BEGIN Source text
A complete overhaul of the Knockout.js library and build process.

Making Knockout.js slicker, faster, more maintainable than ever.

Changes (in code):

  • Rewrote all library code in ES6+ supported in all modern browsers
  • Use native means for iterations, mappings etc. instead of former helper functions (like ko.utils.arrayForEach)
  • Reduced indirections by inlining function bodies via Rollup inline-macros plugin
  • Turned former source fragments into ES modules
    • Retained most of the original names & structure, so catchup & diffing with original Knockout.js remains possible
    • Easy circular-dependency detection through ESM imports/exports
    • No more worries about loading order of fragments, no more file concatenation at all
  • Internals are now self-contained & namespace-agnostic
    • no more ko.foo.bar references or assignments internally
    • ko.js being the only source of truth about what is exposed publicly (including legacy aliases)
    • override-points like ko.onError are setters in ko.js, so we gain full control over what can be overridden
  • Removed historic browser support (IE, earliest Firefox etc)
  • Removed jQuery support
  • Kept all ~1300 tests working with very few changes:
    • Added tests for type checking (ko.isObservable etc) in basicTypeCheckBehaviors.js
    • Removed IE/jQuery-related tests

Changes (build process):

  • Removed Google Closure Compiler and all code soothing its side-effects (ko.exportSymbol)
  • Using Rollup + Terser plugin for build & minification
  • Wrote Rollup plugin rollup-plugin-inline-macros.js, allowing to "inline" frequently used helper functions & avoid function calls in hot code paths
  • Now exporting the Knockout.js library in 3 flavors:
    • Minified UMD (knockout.js)
END Source text
BEGIN Listed entries
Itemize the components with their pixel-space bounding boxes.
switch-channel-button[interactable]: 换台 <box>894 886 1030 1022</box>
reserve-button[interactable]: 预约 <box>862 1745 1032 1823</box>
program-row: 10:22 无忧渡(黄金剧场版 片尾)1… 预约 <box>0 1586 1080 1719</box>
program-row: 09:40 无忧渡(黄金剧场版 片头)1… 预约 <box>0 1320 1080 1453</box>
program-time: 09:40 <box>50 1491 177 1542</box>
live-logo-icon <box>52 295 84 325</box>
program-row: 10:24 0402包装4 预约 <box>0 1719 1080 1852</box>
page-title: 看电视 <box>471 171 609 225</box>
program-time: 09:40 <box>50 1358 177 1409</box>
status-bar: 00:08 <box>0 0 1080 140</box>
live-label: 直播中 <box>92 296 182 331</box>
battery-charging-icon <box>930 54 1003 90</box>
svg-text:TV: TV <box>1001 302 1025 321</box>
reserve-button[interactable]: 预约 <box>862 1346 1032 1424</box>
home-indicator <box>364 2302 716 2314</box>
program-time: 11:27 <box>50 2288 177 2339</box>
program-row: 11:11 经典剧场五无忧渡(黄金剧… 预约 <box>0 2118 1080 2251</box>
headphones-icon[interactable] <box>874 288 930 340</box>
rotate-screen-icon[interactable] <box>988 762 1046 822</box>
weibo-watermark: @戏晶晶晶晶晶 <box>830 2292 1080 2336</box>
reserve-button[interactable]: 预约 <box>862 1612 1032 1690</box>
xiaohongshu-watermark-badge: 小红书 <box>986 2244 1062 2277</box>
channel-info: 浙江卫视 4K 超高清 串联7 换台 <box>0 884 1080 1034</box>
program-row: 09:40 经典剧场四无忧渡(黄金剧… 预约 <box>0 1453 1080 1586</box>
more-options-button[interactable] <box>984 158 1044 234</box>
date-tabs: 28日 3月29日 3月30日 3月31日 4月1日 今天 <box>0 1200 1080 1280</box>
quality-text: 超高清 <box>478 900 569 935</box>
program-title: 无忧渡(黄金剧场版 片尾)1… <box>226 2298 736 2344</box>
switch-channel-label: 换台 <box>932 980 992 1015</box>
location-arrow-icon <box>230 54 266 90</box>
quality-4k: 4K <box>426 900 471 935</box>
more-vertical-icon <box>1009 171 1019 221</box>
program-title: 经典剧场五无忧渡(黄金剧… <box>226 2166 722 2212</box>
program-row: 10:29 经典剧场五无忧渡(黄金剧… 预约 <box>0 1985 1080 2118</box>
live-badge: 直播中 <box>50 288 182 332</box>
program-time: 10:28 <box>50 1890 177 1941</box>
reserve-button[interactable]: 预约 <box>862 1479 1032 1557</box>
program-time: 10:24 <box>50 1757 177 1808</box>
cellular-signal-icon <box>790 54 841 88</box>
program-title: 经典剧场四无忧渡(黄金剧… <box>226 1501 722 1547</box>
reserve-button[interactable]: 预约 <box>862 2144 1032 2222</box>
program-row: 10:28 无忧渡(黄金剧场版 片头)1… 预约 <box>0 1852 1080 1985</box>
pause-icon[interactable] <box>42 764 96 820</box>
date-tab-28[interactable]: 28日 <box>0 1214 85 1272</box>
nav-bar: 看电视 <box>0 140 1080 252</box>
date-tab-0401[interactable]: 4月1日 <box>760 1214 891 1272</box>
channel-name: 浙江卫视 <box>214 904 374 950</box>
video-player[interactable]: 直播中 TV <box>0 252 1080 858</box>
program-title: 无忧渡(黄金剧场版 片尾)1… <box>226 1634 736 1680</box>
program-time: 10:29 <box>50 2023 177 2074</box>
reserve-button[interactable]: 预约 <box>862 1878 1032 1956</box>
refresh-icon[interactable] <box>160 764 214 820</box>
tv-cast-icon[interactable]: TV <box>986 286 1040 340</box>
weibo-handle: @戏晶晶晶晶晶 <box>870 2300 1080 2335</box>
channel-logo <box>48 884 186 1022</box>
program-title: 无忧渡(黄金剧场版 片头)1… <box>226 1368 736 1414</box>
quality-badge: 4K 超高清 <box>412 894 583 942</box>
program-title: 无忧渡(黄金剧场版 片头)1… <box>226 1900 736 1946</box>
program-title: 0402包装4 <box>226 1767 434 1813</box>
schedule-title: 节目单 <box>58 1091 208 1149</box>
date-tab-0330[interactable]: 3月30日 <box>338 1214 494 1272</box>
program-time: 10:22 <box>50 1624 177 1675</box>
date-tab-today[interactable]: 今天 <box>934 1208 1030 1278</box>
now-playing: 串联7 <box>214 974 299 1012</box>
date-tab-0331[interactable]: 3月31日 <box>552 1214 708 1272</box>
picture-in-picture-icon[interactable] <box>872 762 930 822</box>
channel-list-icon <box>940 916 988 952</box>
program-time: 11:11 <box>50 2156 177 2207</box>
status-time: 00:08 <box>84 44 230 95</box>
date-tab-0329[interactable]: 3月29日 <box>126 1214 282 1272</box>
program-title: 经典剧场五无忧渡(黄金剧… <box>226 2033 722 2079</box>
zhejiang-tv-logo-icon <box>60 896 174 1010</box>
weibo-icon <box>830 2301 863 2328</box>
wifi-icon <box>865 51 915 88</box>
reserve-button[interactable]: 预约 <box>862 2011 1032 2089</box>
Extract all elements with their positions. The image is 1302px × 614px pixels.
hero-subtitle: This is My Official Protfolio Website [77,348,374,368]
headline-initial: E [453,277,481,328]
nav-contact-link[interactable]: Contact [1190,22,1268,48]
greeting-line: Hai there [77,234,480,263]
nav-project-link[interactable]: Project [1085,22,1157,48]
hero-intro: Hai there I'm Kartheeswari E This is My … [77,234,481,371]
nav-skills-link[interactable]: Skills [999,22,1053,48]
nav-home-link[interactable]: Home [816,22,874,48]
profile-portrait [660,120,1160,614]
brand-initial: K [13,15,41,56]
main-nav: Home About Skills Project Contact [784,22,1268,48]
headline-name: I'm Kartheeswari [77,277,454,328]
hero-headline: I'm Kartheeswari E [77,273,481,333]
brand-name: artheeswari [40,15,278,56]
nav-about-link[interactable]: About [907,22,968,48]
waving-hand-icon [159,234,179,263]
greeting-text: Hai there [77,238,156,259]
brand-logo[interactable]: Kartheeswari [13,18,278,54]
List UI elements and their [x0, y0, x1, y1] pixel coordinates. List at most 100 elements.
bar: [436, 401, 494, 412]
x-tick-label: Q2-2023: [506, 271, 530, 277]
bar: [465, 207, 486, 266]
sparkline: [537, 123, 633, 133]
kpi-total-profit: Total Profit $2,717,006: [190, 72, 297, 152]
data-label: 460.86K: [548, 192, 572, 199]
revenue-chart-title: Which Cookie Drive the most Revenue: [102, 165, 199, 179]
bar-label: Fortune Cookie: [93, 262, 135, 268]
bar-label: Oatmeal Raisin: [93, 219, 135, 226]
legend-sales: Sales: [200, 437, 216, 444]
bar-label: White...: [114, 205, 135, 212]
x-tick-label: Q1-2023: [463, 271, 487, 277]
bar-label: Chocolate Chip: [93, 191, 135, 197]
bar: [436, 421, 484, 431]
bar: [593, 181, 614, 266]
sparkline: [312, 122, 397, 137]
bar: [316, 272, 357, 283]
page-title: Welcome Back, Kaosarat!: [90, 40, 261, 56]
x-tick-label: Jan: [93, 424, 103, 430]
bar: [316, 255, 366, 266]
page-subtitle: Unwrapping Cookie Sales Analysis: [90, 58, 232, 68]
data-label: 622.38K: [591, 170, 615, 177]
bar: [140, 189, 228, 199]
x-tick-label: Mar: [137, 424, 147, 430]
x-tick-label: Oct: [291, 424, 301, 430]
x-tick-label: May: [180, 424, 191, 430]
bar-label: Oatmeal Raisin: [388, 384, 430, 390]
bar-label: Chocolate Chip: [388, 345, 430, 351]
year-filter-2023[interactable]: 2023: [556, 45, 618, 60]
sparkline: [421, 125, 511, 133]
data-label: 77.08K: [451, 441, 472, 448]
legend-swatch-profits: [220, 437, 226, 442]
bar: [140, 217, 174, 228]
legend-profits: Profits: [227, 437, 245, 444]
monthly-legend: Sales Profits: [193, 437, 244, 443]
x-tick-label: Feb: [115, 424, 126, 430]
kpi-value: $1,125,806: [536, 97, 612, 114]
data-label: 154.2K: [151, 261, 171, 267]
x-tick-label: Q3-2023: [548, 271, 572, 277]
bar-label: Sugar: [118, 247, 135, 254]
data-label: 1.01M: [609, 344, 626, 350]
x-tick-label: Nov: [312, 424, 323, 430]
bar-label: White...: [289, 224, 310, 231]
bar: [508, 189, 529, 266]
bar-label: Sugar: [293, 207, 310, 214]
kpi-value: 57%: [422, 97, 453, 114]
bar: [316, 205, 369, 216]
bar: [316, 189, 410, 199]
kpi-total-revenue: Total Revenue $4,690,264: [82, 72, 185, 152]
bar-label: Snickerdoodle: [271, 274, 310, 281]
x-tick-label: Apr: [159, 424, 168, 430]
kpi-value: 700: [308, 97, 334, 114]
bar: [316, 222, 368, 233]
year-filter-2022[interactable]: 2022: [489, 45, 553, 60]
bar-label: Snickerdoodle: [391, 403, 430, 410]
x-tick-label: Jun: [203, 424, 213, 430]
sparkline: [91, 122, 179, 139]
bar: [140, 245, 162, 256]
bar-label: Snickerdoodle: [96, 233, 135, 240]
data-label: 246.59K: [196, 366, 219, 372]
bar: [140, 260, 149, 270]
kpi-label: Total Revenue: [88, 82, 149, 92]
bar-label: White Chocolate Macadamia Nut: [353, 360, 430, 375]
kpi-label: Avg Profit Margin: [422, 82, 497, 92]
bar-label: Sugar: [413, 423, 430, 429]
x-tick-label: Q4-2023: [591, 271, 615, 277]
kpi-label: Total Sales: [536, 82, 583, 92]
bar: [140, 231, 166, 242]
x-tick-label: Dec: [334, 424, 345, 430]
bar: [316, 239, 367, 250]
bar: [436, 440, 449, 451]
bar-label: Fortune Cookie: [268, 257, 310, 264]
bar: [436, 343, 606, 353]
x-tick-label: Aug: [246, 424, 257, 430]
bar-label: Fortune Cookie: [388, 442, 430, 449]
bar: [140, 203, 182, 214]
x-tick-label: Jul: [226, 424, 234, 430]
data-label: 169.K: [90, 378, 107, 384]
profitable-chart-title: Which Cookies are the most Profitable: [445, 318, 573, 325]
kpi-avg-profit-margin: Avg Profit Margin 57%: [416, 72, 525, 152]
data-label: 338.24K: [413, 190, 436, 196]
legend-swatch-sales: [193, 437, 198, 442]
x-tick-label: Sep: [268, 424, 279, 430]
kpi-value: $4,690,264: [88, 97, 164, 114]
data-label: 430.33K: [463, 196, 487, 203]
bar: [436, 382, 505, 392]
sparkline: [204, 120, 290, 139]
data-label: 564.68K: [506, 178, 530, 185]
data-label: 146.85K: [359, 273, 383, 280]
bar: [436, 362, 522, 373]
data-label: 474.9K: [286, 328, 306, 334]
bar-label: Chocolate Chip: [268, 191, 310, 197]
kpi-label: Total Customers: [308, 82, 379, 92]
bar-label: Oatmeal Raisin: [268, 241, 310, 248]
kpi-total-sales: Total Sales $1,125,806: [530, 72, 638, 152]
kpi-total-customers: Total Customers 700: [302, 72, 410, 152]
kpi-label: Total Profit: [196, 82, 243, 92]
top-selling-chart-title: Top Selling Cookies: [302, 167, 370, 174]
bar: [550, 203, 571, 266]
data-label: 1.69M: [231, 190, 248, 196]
END Listed entries
Assignment 1: Translate this line from the Knockout.js overhaul notes into Spanish: "Making Knockout.js slicker, faster, more maintainable than ever."
Assignment 2: According to the Knockout.js overhaul notes, what is now used for build and minification?
Assignment 3: Please continue the Knockout.js overhaul notes from their last line.
The material that comes after the Knockout.js overhaul notes is separate from them.

Task result 1: Hacer Knockout.js más ágil, más rápido y más fácil de mantener que nunca.

Task result 2: Rollup with the Terser plugin.

Task result 3:
    • Minified ES Module (knockout.esm.js)
    • Non-minified UMD debug version incl. sourcemap (knockout-debug.js, knockout-debug.js.map)
  • Removed deprecated PhantomJS
  • Added ESLint for code quality checks

Changes (testing/debugging)

  • After changing any source file during browser testing (spec/runner.html), you now have to run the rollup-dev task before the next test-run:
    • npm run rollup-dev
    This will rebuild the build/output/knockout-latest.debug.js used by runner.html.
  • The debug version now has a sourcemap generated alongside it (knockout-latest.debug.js.map), so you can attach your IDE's debugger to e.g. runner.html and add breakpoints inside the actual source files rather than the generated knockout-latest.debug.js.

Knockout

Knockout is a JavaScript MVVM (a modern variant of MVC) library that makes it easier to create rich, desktop-like user interfaces with JavaScript and HTML. It uses observers to make your UI automatically stay in sync with an underlying data model, along with a powerful and extensible set of declarative bindings to enable productive development.

Getting started

Join the chat at https://gitter.im/knockout/knockout

Totally new to Knockout? The most fun place to start is the online interactive tutorials.

For more details, see

Downloading Knockout

You can download released versions of Knockout from the project's website.

For Node.js developers, Knockout is also available from npm - just run npm install knockout.

Building Knockout from sources

If you prefer to build the library yourself:

  1. Clone the repo from GitHub

    git clone https://github.com/knockout/knockout.git
    cd knockout
  2. Acquire build dependencies.

    Make sure you have Node.js installed on your workstation. This is only needed to build Knockout from sources. Knockout itself has no dependency on Node.js once it is built (it works with any server technology or none). Now run:

    npm install -g grunt-cli
    npm install

    The first npm command sets up the popular Grunt build tool. You might need to run this command with sudo if you're on Linux or Mac OS X, or in an Administrator command prompt on Windows. The second npm command fetches the remaining build dependencies.

  3. Run the build tool

    grunt

    Now you'll find the built files in build/output/.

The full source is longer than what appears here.